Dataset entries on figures

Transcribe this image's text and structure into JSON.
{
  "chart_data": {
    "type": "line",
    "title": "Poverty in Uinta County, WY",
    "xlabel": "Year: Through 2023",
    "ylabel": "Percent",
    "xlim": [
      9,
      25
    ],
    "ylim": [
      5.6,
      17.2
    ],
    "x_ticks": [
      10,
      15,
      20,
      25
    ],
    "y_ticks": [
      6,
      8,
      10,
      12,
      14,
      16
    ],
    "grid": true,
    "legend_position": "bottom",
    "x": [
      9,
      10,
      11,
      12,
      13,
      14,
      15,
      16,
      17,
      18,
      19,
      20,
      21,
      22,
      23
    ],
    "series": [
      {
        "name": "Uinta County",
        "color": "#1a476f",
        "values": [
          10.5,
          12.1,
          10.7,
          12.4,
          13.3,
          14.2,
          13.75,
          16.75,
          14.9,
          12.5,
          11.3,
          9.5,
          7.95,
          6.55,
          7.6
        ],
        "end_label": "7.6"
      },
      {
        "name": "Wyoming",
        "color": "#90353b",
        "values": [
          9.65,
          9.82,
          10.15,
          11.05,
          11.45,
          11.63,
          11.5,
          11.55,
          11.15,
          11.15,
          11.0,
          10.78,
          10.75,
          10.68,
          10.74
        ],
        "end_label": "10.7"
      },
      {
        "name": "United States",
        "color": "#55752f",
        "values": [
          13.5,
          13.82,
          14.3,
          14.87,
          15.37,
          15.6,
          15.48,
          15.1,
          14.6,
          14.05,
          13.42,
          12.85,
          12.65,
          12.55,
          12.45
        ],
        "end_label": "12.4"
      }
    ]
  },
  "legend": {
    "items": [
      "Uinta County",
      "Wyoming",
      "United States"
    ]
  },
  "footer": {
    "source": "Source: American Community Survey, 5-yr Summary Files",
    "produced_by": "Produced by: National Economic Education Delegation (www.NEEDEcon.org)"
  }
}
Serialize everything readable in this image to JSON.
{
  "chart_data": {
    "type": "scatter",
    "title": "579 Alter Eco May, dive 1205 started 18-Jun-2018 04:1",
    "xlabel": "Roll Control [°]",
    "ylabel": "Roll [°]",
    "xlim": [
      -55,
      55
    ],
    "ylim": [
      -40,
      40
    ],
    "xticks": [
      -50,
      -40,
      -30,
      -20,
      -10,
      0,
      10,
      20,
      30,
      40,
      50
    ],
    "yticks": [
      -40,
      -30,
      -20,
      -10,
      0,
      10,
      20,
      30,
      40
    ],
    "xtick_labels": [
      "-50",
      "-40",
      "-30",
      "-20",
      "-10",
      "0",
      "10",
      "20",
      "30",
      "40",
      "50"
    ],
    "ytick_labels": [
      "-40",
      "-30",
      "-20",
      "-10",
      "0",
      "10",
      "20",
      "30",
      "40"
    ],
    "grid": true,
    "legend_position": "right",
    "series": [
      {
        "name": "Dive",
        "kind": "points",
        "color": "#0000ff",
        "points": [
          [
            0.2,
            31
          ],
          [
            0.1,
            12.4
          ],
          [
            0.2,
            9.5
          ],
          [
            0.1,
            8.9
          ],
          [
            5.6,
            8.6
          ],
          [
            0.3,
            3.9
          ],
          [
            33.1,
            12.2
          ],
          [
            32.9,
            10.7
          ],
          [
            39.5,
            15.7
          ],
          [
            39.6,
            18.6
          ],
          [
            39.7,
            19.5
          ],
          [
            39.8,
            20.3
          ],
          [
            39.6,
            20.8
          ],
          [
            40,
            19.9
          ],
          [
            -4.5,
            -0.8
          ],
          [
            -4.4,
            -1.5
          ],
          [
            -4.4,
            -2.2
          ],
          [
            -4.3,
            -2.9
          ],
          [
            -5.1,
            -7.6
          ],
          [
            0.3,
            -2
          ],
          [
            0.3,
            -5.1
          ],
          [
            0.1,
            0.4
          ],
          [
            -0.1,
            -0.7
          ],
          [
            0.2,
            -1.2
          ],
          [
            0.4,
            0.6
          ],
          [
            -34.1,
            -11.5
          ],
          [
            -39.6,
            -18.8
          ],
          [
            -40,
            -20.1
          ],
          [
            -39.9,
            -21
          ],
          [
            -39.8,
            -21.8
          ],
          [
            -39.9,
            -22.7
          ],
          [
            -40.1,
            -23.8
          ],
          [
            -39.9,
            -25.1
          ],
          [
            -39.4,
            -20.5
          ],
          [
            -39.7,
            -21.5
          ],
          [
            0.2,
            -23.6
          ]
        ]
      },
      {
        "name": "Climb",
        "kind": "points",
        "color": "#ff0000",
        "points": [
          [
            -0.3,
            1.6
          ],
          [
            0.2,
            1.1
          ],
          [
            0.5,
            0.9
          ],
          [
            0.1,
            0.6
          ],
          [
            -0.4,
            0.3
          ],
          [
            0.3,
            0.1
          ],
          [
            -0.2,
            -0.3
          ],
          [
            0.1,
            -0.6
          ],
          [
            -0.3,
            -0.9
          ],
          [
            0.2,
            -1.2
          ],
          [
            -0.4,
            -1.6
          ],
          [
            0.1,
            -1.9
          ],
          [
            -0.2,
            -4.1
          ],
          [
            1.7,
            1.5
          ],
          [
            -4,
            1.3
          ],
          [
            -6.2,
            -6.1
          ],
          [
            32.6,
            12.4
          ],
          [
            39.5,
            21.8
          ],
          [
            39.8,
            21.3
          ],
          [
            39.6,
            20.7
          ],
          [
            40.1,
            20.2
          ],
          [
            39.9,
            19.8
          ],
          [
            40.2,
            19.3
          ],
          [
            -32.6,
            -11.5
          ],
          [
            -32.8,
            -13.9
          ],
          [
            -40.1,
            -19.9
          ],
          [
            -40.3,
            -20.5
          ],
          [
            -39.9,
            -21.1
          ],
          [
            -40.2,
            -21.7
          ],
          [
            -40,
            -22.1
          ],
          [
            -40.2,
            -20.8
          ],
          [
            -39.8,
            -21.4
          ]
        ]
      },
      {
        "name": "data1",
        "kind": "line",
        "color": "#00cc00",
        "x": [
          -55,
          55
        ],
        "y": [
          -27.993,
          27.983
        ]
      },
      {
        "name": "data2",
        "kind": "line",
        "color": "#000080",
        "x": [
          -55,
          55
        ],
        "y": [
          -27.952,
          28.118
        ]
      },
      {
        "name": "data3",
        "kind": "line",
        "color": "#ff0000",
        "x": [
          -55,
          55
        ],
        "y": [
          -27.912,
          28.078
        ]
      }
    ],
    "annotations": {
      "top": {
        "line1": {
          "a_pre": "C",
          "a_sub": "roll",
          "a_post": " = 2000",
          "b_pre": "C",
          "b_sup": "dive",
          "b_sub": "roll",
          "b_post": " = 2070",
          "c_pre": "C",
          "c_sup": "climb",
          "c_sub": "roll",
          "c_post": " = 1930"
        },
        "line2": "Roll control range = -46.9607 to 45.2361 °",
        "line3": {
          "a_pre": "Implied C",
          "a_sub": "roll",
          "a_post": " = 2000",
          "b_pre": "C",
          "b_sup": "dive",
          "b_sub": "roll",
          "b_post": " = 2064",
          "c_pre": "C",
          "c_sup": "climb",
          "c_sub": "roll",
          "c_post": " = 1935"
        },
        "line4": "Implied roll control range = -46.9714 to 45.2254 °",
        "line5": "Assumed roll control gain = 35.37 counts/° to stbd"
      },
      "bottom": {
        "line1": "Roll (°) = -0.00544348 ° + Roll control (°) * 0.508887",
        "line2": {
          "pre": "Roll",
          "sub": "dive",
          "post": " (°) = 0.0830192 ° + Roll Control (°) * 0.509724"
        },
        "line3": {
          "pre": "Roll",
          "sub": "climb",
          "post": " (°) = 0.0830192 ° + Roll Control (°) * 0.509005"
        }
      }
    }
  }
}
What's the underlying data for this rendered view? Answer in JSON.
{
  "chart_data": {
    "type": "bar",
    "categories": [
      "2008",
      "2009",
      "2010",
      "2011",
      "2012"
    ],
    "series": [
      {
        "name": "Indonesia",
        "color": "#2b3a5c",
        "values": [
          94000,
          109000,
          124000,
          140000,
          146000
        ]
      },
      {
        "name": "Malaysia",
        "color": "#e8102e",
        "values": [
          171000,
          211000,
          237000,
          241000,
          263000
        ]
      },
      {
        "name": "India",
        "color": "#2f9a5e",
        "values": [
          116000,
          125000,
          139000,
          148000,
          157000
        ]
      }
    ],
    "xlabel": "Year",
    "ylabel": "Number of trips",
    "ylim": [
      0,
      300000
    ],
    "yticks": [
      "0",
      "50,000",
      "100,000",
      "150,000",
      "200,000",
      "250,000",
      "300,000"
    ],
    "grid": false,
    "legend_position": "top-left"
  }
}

Exercise description: Write out each line of the data that holds the string "Year".

Finished exercise:
    "xlabel": "Year: Through 2023",
    "xlabel": "Year",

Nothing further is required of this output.